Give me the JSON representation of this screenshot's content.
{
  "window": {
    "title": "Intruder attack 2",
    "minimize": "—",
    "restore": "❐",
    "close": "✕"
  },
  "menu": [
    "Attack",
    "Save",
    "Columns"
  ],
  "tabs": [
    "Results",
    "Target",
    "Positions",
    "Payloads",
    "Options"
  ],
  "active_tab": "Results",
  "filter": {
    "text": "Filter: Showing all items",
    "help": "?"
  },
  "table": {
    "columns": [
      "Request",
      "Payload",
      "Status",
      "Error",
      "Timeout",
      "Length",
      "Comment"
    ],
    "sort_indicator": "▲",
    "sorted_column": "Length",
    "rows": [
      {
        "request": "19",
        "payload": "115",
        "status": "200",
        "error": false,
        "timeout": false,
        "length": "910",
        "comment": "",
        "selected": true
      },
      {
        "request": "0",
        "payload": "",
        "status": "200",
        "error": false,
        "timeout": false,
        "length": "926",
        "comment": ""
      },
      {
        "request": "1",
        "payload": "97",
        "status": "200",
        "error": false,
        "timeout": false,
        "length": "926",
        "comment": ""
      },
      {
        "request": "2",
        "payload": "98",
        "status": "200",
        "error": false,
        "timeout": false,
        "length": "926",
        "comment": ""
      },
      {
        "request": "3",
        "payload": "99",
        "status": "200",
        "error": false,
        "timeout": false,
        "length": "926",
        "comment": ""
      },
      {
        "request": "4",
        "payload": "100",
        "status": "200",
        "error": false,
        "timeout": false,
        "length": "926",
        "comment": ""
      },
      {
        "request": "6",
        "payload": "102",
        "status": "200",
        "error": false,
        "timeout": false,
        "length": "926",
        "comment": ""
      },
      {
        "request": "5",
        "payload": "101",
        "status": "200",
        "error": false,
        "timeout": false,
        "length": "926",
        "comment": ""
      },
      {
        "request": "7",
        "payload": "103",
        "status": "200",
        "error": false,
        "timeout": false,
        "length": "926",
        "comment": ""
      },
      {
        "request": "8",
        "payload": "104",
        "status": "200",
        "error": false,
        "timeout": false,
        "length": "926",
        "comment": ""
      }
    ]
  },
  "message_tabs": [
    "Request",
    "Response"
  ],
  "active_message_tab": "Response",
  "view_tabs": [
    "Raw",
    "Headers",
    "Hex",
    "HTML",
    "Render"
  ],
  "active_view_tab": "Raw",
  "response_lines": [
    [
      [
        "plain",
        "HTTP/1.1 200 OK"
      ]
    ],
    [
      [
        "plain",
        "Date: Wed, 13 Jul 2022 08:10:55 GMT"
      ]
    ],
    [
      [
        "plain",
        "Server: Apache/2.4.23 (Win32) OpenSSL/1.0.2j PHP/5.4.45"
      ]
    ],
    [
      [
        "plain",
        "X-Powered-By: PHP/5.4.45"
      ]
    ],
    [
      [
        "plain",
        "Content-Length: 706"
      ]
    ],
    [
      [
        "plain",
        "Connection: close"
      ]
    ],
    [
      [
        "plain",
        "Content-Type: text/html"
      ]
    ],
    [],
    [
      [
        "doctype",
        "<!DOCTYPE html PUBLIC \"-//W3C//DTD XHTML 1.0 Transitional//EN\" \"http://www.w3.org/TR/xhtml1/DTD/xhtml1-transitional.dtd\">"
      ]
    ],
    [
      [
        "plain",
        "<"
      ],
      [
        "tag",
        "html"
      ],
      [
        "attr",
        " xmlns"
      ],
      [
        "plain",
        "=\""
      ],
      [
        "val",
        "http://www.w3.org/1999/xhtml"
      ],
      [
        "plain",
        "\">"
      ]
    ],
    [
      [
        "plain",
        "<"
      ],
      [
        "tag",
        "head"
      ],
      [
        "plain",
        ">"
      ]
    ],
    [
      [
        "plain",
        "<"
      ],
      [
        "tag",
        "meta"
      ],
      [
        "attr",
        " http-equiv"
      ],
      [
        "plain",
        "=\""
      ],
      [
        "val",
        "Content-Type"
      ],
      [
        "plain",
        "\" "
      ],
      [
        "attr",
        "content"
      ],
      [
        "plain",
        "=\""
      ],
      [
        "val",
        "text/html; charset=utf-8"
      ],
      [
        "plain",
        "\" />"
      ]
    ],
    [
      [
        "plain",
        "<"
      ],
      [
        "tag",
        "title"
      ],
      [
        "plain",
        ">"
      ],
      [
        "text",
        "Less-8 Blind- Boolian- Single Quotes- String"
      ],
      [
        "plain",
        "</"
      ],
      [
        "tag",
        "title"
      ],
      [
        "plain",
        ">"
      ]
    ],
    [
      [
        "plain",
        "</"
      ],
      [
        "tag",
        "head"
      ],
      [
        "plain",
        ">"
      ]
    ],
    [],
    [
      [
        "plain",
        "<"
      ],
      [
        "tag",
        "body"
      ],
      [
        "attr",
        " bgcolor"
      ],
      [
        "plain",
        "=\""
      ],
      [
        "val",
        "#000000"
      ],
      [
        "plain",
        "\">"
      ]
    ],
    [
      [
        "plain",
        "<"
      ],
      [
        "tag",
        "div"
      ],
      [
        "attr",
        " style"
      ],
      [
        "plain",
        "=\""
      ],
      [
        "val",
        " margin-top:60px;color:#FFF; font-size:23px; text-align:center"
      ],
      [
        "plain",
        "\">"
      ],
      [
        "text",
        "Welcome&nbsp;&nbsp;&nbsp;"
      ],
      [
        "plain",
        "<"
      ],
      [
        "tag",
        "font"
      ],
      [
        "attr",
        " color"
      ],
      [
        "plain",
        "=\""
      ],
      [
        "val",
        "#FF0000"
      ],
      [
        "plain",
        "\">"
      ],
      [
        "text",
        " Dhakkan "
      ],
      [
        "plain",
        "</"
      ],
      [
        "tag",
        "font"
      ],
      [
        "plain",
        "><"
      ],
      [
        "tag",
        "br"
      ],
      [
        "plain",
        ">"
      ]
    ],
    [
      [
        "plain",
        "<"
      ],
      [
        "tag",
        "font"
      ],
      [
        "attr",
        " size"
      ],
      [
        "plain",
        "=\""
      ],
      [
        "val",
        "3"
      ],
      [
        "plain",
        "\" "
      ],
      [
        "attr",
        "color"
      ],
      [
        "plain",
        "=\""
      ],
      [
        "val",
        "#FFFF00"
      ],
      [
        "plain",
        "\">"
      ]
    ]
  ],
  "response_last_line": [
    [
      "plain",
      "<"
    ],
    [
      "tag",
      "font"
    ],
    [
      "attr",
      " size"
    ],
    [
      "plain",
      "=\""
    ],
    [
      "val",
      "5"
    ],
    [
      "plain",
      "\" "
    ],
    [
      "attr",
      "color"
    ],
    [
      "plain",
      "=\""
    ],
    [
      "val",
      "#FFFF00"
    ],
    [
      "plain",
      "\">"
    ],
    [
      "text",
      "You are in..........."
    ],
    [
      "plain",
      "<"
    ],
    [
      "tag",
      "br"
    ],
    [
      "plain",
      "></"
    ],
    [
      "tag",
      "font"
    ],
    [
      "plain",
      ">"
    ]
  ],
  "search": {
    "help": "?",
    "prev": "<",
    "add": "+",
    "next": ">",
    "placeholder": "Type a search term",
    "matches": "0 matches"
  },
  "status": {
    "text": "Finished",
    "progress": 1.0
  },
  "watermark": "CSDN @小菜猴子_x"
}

# # # #

* What you have to do *
Please restate the records in full, word for word.

* Worked answer *
Give me the JSON representation of this screenshot's content.
{
  "window": {
    "title": "Intruder attack 2",
    "minimize": "—",
    "restore": "❐",
    "close": "✕"
  },
  "menu": [
    "Attack",
    "Save",
    "Columns"
  ],
  "tabs": [
    "Results",
    "Target",
    "Positions",
    "Payloads",
    "Options"
  ],
  "active_tab": "Results",
  "filter": {
    "text": "Filter: Showing all items",
    "help": "?"
  },
  "table": {
    "columns": [
      "Request",
      "Payload",
      "Status",
      "Error",
      "Timeout",
      "Length",
      "Comment"
    ],
    "sort_indicator": "▲",
    "sorted_column": "Length",
    "rows": [
      {
        "request": "19",
        "payload": "115",
        "status": "200",
        "error": false,
        "timeout": false,
        "length": "910",
        "comment": "",
        "selected": true
      },
      {
        "request": "0",
        "payload": "",
        "status": "200",
        "error": false,
        "timeout": false,
        "length": "926",
        "comment": ""
      },
      {
        "request": "1",
        "payload": "97",
        "status": "200",
        "error": false,
        "timeout": false,
        "length": "926",
        "comment": ""
      },
      {
        "request": "2",
        "payload": "98",
        "status": "200",
        "error": false,
        "timeout": false,
        "length": "926",
        "comment": ""
      },
      {
        "request": "3",
        "payload": "99",
        "status": "200",
        "error": false,
        "timeout": false,
        "length": "926",
        "comment": ""
      },
      {
        "request": "4",
        "payload": "100",
        "status": "200",
        "error": false,
        "timeout": false,
        "length": "926",
        "comment": ""
      },
      {
        "request": "6",
        "payload": "102",
        "status": "200",
        "error": false,
        "timeout": false,
        "length": "926",
        "comment": ""
      },
      {
        "request": "5",
        "payload": "101",
        "status": "200",
        "error": false,
        "timeout": false,
        "length": "926",
        "comment": ""
      },
      {
        "request": "7",
        "payload": "103",
        "status": "200",
        "error": false,
        "timeout": false,
        "length": "926",
        "comment": ""
      },
      {
        "request": "8",
        "payload": "104",
        "status": "200",
        "error": false,
        "timeout": false,
        "length": "926",
        "comment": ""
      }
    ]
  },
  "message_tabs": [
    "Request",
    "Response"
  ],
  "active_message_tab": "Response",
  "view_tabs": [
    "Raw",
    "Headers",
    "Hex",
    "HTML",
    "Render"
  ],
  "active_view_tab": "Raw",
  "response_lines": [
    [
      [
        "plain",
        "HTTP/1.1 200 OK"
      ]
    ],
    [
      [
        "plain",
        "Date: Wed, 13 Jul 2022 08:10:55 GMT"
      ]
    ],
    [
      [
        "plain",
        "Server: Apache/2.4.23 (Win32) OpenSSL/1.0.2j PHP/5.4.45"
      ]
    ],
    [
      [
        "plain",
        "X-Powered-By: PHP/5.4.45"
      ]
    ],
    [
      [
        "plain",
        "Content-Length: 706"
      ]
    ],
    [
      [
        "plain",
        "Connection: close"
      ]
    ],
    [
      [
        "plain",
        "Content-Type: text/html"
      ]
    ],
    [],
    [
      [
        "doctype",
        "<!DOCTYPE html PUBLIC \"-//W3C//DTD XHTML 1.0 Transitional//EN\" \"http://www.w3.org/TR/xhtml1/DTD/xhtml1-transitional.dtd\">"
      ]
    ],
    [
      [
        "plain",
        "<"
      ],
      [
        "tag",
        "html"
      ],
      [
        "attr",
        " xmlns"
      ],
      [
        "plain",
        "=\""
      ],
      [
        "val",
        "http://www.w3.org/1999/xhtml"
      ],
      [
        "plain",
        "\">"
      ]
    ],
    [
      [
        "plain",
        "<"
      ],
      [
        "tag",
        "head"
      ],
      [
        "plain",
        ">"
      ]
    ],
    [
      [
        "plain",
        "<"
      ],
      [
        "tag",
        "meta"
      ],
      [
        "attr",
        " http-equiv"
      ],
      [
        "plain",
        "=\""
      ],
      [
        "val",
        "Content-Type"
      ],
      [
        "plain",
        "\" "
      ],
      [
        "attr",
        "content"
      ],
      [
        "plain",
        "=\""
      ],
      [
        "val",
        "text/html; charset=utf-8"
      ],
      [
        "plain",
        "\" />"
      ]
    ],
    [
      [
        "plain",
        "<"
      ],
      [
        "tag",
        "title"
      ],
      [
        "plain",
        ">"
      ],
      [
        "text",
        "Less-8 Blind- Boolian- Single Quotes- String"
      ],
      [
        "plain",
        "</"
      ],
      [
        "tag",
        "title"
      ],
      [
        "plain",
        ">"
      ]
    ],
    [
      [
        "plain",
        "</"
      ],
      [
        "tag",
        "head"
      ],
      [
        "plain",
        ">"
      ]
    ],
    [],
    [
      [
        "plain",
        "<"
      ],
      [
        "tag",
        "body"
      ],
      [
        "attr",
        " bgcolor"
      ],
      [
        "plain",
        "=\""
      ],
      [
        "val",
        "#000000"
      ],
      [
        "plain",
        "\">"
      ]
    ],
    [
      [
        "plain",
        "<"
      ],
      [
        "tag",
        "div"
      ],
      [
        "attr",
        " style"
      ],
      [
        "plain",
        "=\""
      ],
      [
        "val",
        " margin-top:60px;color:#FFF; font-size:23px; text-align:center"
      ],
      [
        "plain",
        "\">"
      ],
      [
        "text",
        "Welcome&nbsp;&nbsp;&nbsp;"
      ],
      [
        "plain",
        "<"
      ],
      [
        "tag",
        "font"
      ],
      [
        "attr",
        " color"
      ],
      [
        "plain",
        "=\""
      ],
      [
        "val",
        "#FF0000"
      ],
      [
        "plain",
        "\">"
      ],
      [
        "text",
        " Dhakkan "
      ],
      [
        "plain",
        "</"
      ],
      [
        "tag",
        "font"
      ],
      [
        "plain",
        "><"
      ],
      [
        "tag",
        "br"
      ],
      [
        "plain",
        ">"
      ]
    ],
    [
      [
        "plain",
        "<"
      ],
      [
        "tag",
        "font"
      ],
      [
        "attr",
        " size"
      ],
      [
        "plain",
        "=\""
      ],
      [
        "val",
        "3"
      ],
      [
        "plain",
        "\" "
      ],
      [
        "attr",
        "color"
      ],
      [
        "plain",
        "=\""
      ],
      [
        "val",
        "#FFFF00"
      ],
      [
        "plain",
        "\">"
      ]
    ]
  ],
  "response_last_line": [
    [
      "plain",
      "<"
    ],
    [
      "tag",
      "font"
    ],
    [
      "attr",
      " size"
    ],
    [
      "plain",
      "=\""
    ],
    [
      "val",
      "5"
    ],
    [
      "plain",
      "\" "
    ],
    [
      "attr",
      "color"
    ],
    [
      "plain",
      "=\""
    ],
    [
      "val",
      "#FFFF00"
    ],
    [
      "plain",
      "\">"
    ],
    [
      "text",
      "You are in..........."
    ],
    [
      "plain",
      "<"
    ],
    [
      "tag",
      "br"
    ],
    [
      "plain",
      "></"
    ],
    [
      "tag",
      "font"
    ],
    [
      "plain",
      ">"
    ]
  ],
  "search": {
    "help": "?",
    "prev": "<",
    "add": "+",
    "next": ">",
    "placeholder": "Type a search term",
    "matches": "0 matches"
  },
  "status": {
    "text": "Finished",
    "progress": 1.0
  },
  "watermark": "CSDN @小菜猴子_x"
}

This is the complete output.